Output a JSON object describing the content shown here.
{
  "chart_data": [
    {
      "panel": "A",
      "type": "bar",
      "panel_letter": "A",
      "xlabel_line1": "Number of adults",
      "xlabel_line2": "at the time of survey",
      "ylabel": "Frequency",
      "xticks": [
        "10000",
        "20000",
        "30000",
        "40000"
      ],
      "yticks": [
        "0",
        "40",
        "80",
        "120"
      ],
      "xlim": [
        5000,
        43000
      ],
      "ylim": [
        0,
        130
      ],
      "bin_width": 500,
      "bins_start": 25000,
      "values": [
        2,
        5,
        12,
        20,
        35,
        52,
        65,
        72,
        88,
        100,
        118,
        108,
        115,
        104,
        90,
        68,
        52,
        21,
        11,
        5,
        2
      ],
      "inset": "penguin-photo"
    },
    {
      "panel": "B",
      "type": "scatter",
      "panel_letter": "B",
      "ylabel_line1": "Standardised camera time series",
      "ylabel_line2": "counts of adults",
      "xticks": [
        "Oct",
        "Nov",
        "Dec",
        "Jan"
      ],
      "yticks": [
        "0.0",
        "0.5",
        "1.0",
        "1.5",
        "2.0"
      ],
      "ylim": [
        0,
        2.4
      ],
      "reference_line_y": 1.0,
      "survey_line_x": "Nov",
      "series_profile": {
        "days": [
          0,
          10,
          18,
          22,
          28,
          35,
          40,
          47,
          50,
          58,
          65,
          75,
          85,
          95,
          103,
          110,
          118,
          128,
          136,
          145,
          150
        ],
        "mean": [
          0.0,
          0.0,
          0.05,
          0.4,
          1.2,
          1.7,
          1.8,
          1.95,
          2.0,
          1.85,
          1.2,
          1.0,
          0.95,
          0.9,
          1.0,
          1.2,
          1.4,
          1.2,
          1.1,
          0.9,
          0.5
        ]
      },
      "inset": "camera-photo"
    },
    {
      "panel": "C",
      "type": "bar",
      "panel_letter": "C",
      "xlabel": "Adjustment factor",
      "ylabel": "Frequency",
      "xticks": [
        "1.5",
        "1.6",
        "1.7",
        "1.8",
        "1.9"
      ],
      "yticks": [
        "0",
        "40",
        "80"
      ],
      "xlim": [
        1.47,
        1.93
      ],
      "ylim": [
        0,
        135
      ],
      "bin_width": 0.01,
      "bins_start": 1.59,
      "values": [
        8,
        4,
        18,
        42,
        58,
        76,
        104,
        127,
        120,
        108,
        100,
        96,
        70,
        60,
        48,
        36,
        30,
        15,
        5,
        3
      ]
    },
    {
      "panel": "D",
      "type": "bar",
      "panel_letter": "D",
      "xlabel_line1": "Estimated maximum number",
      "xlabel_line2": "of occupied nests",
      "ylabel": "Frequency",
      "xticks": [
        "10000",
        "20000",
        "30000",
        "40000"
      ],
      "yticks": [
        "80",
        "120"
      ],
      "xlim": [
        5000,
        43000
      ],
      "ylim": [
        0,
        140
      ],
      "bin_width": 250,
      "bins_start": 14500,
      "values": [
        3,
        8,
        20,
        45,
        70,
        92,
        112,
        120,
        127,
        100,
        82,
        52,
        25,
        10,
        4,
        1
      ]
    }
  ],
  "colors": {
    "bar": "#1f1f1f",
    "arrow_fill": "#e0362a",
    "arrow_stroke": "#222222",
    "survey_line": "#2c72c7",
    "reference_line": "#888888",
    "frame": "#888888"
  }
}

__DIRECTIVE__:
Retype the entries exactly, including every line.

__ANSWER TO THIS PROBLEM__:
Output a JSON object describing the content shown here.
{
  "chart_data": [
    {
      "panel": "A",
      "type": "bar",
      "panel_letter": "A",
      "xlabel_line1": "Number of adults",
      "xlabel_line2": "at the time of survey",
      "ylabel": "Frequency",
      "xticks": [
        "10000",
        "20000",
        "30000",
        "40000"
      ],
      "yticks": [
        "0",
        "40",
        "80",
        "120"
      ],
      "xlim": [
        5000,
        43000
      ],
      "ylim": [
        0,
        130
      ],
      "bin_width": 500,
      "bins_start": 25000,
      "values": [
        2,
        5,
        12,
        20,
        35,
        52,
        65,
        72,
        88,
        100,
        118,
        108,
        115,
        104,
        90,
        68,
        52,
        21,
        11,
        5,
        2
      ],
      "inset": "penguin-photo"
    },
    {
      "panel": "B",
      "type": "scatter",
      "panel_letter": "B",
      "ylabel_line1": "Standardised camera time series",
      "ylabel_line2": "counts of adults",
      "xticks": [
        "Oct",
        "Nov",
        "Dec",
        "Jan"
      ],
      "yticks": [
        "0.0",
        "0.5",
        "1.0",
        "1.5",
        "2.0"
      ],
      "ylim": [
        0,
        2.4
      ],
      "reference_line_y": 1.0,
      "survey_line_x": "Nov",
      "series_profile": {
        "days": [
          0,
          10,
          18,
          22,
          28,
          35,
          40,
          47,
          50,
          58,
          65,
          75,
          85,
          95,
          103,
          110,
          118,
          128,
          136,
          145,
          150
        ],
        "mean": [
          0.0,
          0.0,
          0.05,
          0.4,
          1.2,
          1.7,
          1.8,
          1.95,
          2.0,
          1.85,
          1.2,
          1.0,
          0.95,
          0.9,
          1.0,
          1.2,
          1.4,
          1.2,
          1.1,
          0.9,
          0.5
        ]
      },
      "inset": "camera-photo"
    },
    {
      "panel": "C",
      "type": "bar",
      "panel_letter": "C",
      "xlabel": "Adjustment factor",
      "ylabel": "Frequency",
      "xticks": [
        "1.5",
        "1.6",
        "1.7",
        "1.8",
        "1.9"
      ],
      "yticks": [
        "0",
        "40",
        "80"
      ],
      "xlim": [
        1.47,
        1.93
      ],
      "ylim": [
        0,
        135
      ],
      "bin_width": 0.01,
      "bins_start": 1.59,
      "values": [
        8,
        4,
        18,
        42,
        58,
        76,
        104,
        127,
        120,
        108,
        100,
        96,
        70,
        60,
        48,
        36,
        30,
        15,
        5,
        3
      ]
    },
    {
      "panel": "D",
      "type": "bar",
      "panel_letter": "D",
      "xlabel_line1": "Estimated maximum number",
      "xlabel_line2": "of occupied nests",
      "ylabel": "Frequency",
      "xticks": [
        "10000",
        "20000",
        "30000",
        "40000"
      ],
      "yticks": [
        "80",
        "120"
      ],
      "xlim": [
        5000,
        43000
      ],
      "ylim": [
        0,
        140
      ],
      "bin_width": 250,
      "bins_start": 14500,
      "values": [
        3,
        8,
        20,
        45,
        70,
        92,
        112,
        120,
        127,
        100,
        82,
        52,
        25,
        10,
        4,
        1
      ]
    }
  ],
  "colors": {
    "bar": "#1f1f1f",
    "arrow_fill": "#e0362a",
    "arrow_stroke": "#222222",
    "survey_line": "#2c72c7",
    "reference_line": "#888888",
    "frame": "#888888"
  }
}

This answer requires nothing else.